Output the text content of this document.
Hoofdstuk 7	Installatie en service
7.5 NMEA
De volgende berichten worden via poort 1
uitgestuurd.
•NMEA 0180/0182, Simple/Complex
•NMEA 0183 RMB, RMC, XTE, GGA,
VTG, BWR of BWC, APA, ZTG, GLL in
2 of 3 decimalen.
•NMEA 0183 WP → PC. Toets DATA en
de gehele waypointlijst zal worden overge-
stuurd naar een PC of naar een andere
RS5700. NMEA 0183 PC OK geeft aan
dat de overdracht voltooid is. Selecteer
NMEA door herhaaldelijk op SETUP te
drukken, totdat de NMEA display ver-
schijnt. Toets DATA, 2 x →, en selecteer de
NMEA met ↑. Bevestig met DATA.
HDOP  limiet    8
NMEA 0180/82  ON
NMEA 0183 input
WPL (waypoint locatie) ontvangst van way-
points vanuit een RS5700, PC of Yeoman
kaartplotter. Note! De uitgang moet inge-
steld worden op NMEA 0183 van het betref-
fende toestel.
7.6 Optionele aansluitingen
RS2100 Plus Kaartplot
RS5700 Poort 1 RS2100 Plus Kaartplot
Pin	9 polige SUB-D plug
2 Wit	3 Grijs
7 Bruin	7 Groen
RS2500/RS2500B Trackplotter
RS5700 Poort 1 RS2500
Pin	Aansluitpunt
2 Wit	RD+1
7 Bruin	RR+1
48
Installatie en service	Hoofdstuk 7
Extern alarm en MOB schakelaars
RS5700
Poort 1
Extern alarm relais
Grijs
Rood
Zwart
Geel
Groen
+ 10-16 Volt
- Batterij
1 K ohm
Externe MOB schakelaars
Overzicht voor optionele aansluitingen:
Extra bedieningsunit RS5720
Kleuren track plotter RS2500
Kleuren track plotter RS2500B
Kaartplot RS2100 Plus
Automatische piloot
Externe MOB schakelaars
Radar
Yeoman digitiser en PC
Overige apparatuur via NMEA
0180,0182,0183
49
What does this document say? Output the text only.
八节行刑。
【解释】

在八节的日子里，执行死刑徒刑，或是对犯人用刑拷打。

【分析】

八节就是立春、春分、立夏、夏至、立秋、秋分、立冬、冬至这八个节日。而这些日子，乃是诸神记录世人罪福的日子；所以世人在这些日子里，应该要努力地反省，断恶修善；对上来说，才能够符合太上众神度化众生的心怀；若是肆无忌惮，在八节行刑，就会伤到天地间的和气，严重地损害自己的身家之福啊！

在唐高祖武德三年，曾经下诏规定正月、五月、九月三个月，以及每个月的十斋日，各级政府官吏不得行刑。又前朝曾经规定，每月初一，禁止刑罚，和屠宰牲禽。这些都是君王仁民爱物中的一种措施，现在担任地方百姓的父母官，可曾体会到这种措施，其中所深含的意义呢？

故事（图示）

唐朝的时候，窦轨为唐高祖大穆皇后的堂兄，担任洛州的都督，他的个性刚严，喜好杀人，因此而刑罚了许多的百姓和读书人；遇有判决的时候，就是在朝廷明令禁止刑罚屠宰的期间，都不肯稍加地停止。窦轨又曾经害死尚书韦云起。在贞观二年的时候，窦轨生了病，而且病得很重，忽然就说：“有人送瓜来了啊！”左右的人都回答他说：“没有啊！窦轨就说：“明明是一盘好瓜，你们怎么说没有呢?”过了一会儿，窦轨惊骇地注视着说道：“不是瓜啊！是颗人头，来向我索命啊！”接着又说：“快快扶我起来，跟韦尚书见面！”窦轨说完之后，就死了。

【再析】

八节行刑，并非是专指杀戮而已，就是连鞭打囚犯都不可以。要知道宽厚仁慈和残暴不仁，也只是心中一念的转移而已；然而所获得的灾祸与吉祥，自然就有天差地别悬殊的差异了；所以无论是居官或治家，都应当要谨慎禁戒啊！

● ● ● ● ●

Write the data back out verbatim.

Output the text content of this document.
Hoofdstuk 7	Installatie en service
7.5 NMEA
De volgende berichten worden via poort 1
uitgestuurd.
•NMEA 0180/0182, Simple/Complex
•NMEA 0183 RMB, RMC, XTE, GGA,
VTG, BWR of BWC, APA, ZTG, GLL in
2 of 3 decimalen.
•NMEA 0183 WP → PC. Toets DATA en
de gehele waypointlijst zal worden overge-
stuurd naar een PC of naar een andere
RS5700. NMEA 0183 PC OK geeft aan
dat de overdracht voltooid is. Selecteer
NMEA door herhaaldelijk op SETUP te
drukken, totdat de NMEA display ver-
schijnt. Toets DATA, 2 x →, en selecteer de
NMEA met ↑. Bevestig met DATA.
HDOP  limiet    8
NMEA 0180/82  ON
NMEA 0183 input
WPL (waypoint locatie) ontvangst van way-
points vanuit een RS5700, PC of Yeoman
kaartplotter. Note! De uitgang moet inge-
steld worden op NMEA 0183 van het betref-
fende toestel.
7.6 Optionele aansluitingen
RS2100 Plus Kaartplot
RS5700 Poort 1 RS2100 Plus Kaartplot
Pin	9 polige SUB-D plug
2 Wit	3 Grijs
7 Bruin	7 Groen
RS2500/RS2500B Trackplotter
RS5700 Poort 1 RS2500
Pin	Aansluitpunt
2 Wit	RD+1
7 Bruin	RR+1
48
Installatie en service	Hoofdstuk 7
Extern alarm en MOB schakelaars
RS5700
Poort 1
Extern alarm relais
Grijs
Rood
Zwart
Geel
Groen
+ 10-16 Volt
- Batterij
1 K ohm
Externe MOB schakelaars
Overzicht voor optionele aansluitingen:
Extra bedieningsunit RS5720
Kleuren track plotter RS2500
Kleuren track plotter RS2500B
Kaartplot RS2100 Plus
Automatische piloot
Externe MOB schakelaars
Radar
Yeoman digitiser en PC
Overige apparatuur via NMEA
0180,0182,0183
49
What does this document say? Output the text only.
八节行刑。
【解释】

在八节的日子里，执行死刑徒刑，或是对犯人用刑拷打。

【分析】

八节就是立春、春分、立夏、夏至、立秋、秋分、立冬、冬至这八个节日。而这些日子，乃是诸神记录世人罪福的日子；所以世人在这些日子里，应该要努力地反省，断恶修善；对上来说，才能够符合太上众神度化众生的心怀；若是肆无忌惮，在八节行刑，就会伤到天地间的和气，严重地损害自己的身家之福啊！

在唐高祖武德三年，曾经下诏规定正月、五月、九月三个月，以及每个月的十斋日，各级政府官吏不得行刑。又前朝曾经规定，每月初一，禁止刑罚，和屠宰牲禽。这些都是君王仁民爱物中的一种措施，现在担任地方百姓的父母官，可曾体会到这种措施，其中所深含的意义呢？

故事（图示）

唐朝的时候，窦轨为唐高祖大穆皇后的堂兄，担任洛州的都督，他的个性刚严，喜好杀人，因此而刑罚了许多的百姓和读书人；遇有判决的时候，就是在朝廷明令禁止刑罚屠宰的期间，都不肯稍加地停止。窦轨又曾经害死尚书韦云起。在贞观二年的时候，窦轨生了病，而且病得很重，忽然就说：“有人送瓜来了啊！”左右的人都回答他说：“没有啊！窦轨就说：“明明是一盘好瓜，你们怎么说没有呢?”过了一会儿，窦轨惊骇地注视着说道：“不是瓜啊！是颗人头，来向我索命啊！”接着又说：“快快扶我起来，跟韦尚书见面！”窦轨说完之后，就死了。

【再析】

八节行刑，并非是专指杀戮而已，就是连鞭打囚犯都不可以。要知道宽厚仁慈和残暴不仁，也只是心中一念的转移而已；然而所获得的灾祸与吉祥，自然就有天差地别悬殊的差异了；所以无论是居官或治家，都应当要谨慎禁戒啊！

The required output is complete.